> [Objective]: Every record must appear in your copy exactly as written, with no pictures.
┌─ Available data
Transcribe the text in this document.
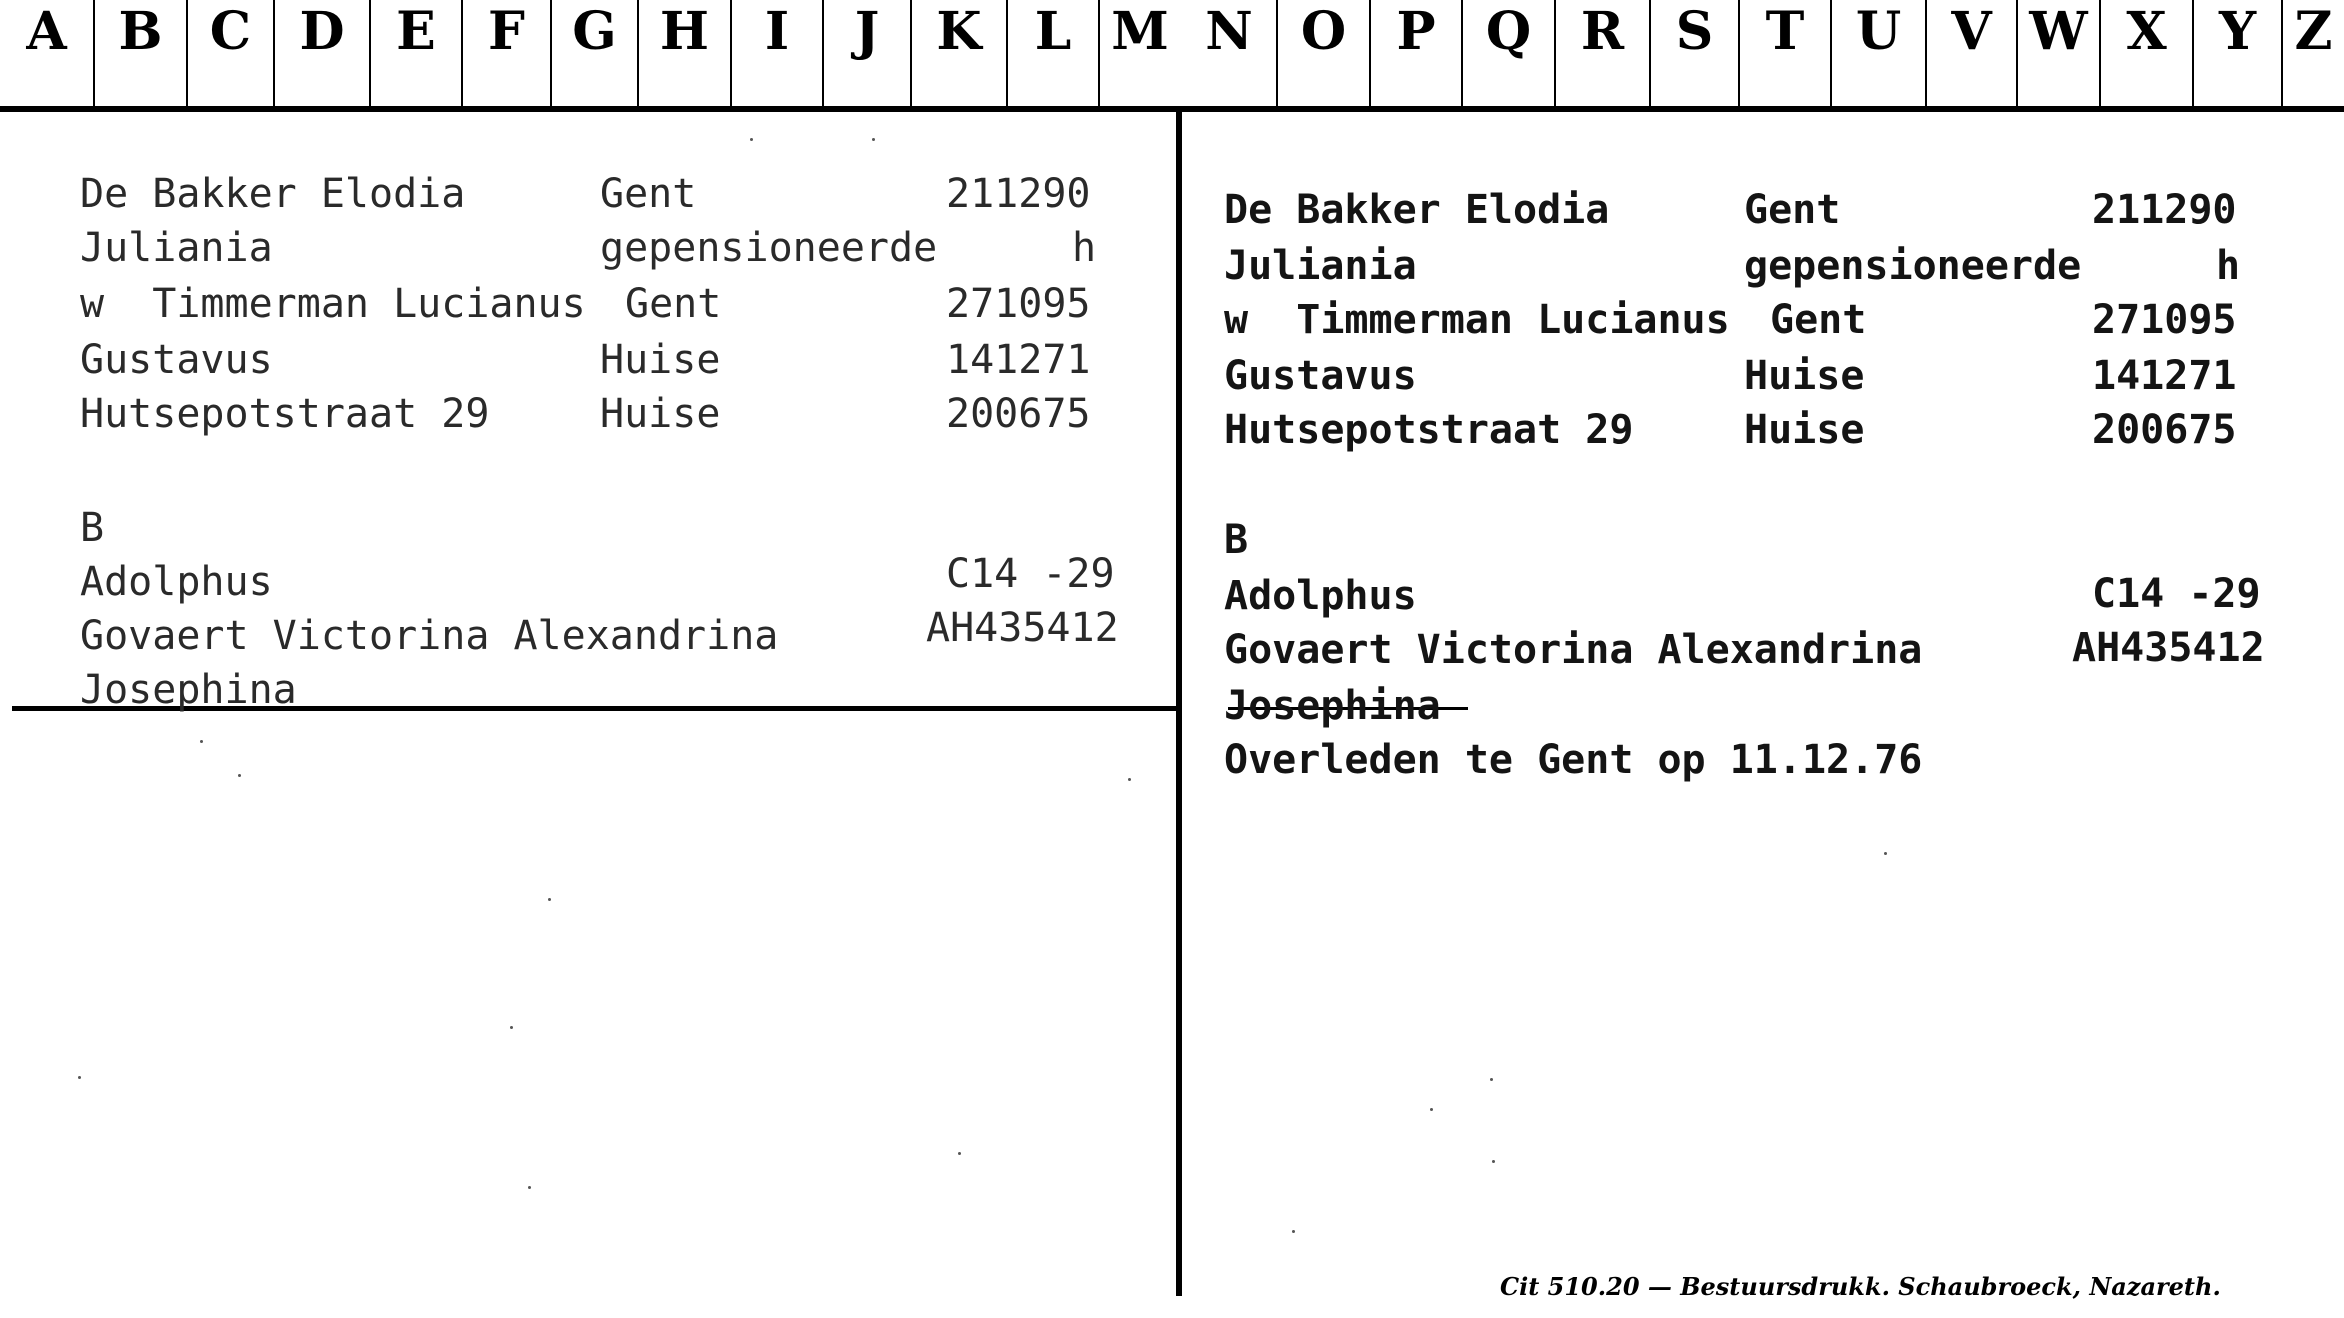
A B C D E	F G H	I	J	K	L M N O P Q R S	T U V W X	Y Z
De Bakker Elodia	Gent	211290
Juliania	gepensioneerde	h
w  Timmerman Lucianus Gent	271095
Gustavus	Huise	141271
Hutsepotstraat 29	Huise	200675
B
Adolphus	C14 -29
Govaert Victorina Alexandrina	AH435412
Josephina
De Bakker Elodia	Gent	211290
Juliania	gepensioneerde	h
w  Timmerman Lucianus Gent	271095
Gustavus	Huise	141271
Hutsepotstraat 29	Huise	200675
B
Adolphus	C14 -29
Govaert Victorina Alexandrina	AH435412
Josephina
Overleden te Gent op 11.12.76
Cit 510.20 — Bestuursdrukk. Schaubroeck, Nazareth.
└─
> [Solved problem]:
Transcribe the text in this document.
A B C D E	F G H	I	J	K	L M N O P Q R S	T U V W X	Y Z
De Bakker Elodia	Gent	211290
Juliania	gepensioneerde	h
w  Timmerman Lucianus Gent	271095
Gustavus	Huise	141271
Hutsepotstraat 29	Huise	200675
B
Adolphus	C14 -29
Govaert Victorina Alexandrina	AH435412
Josephina
De Bakker Elodia	Gent	211290
Juliania	gepensioneerde	h
w  Timmerman Lucianus Gent	271095
Gustavus	Huise	141271
Hutsepotstraat 29	Huise	200675
B
Adolphus	C14 -29
Govaert Victorina Alexandrina	AH435412
Josephina
Overleden te Gent op 11.12.76
Cit 510.20 — Bestuursdrukk. Schaubroeck, Nazareth.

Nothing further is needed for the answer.